__AIM__.
Beginning with the line where "What text is on this page?" appears, repeat every remaining line of the entries exactly, the last line included.
# start of PROVIDED ENTRIES
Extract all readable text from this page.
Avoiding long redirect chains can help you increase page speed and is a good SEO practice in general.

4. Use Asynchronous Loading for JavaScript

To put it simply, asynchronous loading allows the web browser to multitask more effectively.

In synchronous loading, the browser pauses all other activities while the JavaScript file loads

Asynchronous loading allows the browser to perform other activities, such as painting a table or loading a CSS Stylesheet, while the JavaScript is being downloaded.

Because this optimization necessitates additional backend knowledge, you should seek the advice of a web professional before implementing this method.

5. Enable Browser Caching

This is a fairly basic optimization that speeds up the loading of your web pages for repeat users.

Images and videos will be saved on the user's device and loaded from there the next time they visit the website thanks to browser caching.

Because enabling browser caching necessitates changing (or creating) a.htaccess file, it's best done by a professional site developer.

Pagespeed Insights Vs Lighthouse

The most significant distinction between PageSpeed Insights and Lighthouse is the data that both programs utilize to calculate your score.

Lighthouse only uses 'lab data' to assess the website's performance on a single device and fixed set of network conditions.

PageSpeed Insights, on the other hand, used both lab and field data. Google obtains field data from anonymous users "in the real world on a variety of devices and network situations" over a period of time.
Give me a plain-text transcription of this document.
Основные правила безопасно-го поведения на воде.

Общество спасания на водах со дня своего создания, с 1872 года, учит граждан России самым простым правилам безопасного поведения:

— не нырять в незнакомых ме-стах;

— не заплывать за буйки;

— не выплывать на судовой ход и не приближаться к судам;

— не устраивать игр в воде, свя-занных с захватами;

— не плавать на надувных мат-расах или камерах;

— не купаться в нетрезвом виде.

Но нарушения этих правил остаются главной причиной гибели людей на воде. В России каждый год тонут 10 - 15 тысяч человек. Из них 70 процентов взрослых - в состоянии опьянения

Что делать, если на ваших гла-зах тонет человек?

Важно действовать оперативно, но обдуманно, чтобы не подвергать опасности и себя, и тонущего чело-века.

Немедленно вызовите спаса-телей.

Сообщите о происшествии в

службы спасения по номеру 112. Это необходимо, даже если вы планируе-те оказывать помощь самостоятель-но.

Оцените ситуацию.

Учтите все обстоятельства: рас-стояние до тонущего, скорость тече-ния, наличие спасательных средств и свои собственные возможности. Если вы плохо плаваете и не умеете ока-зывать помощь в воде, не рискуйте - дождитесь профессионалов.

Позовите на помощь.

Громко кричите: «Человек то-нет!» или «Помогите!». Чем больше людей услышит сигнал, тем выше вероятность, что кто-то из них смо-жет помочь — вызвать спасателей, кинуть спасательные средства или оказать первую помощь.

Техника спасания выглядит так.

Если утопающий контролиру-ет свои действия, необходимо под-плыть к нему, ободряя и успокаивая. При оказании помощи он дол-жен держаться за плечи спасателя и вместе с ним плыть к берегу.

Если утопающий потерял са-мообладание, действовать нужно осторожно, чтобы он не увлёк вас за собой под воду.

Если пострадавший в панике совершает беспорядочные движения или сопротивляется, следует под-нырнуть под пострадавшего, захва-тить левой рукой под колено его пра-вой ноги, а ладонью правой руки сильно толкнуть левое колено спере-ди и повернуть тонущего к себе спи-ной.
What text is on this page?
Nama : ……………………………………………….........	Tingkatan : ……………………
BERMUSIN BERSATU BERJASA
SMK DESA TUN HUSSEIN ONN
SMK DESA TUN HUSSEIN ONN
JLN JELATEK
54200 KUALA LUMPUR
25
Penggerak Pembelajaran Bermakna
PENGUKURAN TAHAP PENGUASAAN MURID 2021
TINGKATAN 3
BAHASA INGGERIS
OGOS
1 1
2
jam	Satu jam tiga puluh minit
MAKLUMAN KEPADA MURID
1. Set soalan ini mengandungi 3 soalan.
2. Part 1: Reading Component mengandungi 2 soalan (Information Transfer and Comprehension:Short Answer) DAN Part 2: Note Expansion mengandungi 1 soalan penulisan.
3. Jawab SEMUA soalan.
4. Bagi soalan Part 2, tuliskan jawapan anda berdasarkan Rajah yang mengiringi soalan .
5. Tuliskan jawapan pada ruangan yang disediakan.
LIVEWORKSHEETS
# end of PROVIDED ENTRIES
__RESULT FOR THIS EXERCISE__.
What text is on this page?
Nama : ……………………………………………….........	Tingkatan : ……………………
BERMUSIN BERSATU BERJASA
SMK DESA TUN HUSSEIN ONN
SMK DESA TUN HUSSEIN ONN
JLN JELATEK
54200 KUALA LUMPUR
25
Penggerak Pembelajaran Bermakna
PENGUKURAN TAHAP PENGUASAAN MURID 2021
TINGKATAN 3
BAHASA INGGERIS
OGOS
1 1
2
jam	Satu jam tiga puluh minit
MAKLUMAN KEPADA MURID
1. Set soalan ini mengandungi 3 soalan.
2. Part 1: Reading Component mengandungi 2 soalan (Information Transfer and Comprehension:Short Answer) DAN Part 2: Note Expansion mengandungi 1 soalan penulisan.
3. Jawab SEMUA soalan.
4. Bagi soalan Part 2, tuliskan jawapan anda berdasarkan Rajah yang mengiringi soalan .
5. Tuliskan jawapan pada ruangan yang disediakan.
LIVEWORKSHEETS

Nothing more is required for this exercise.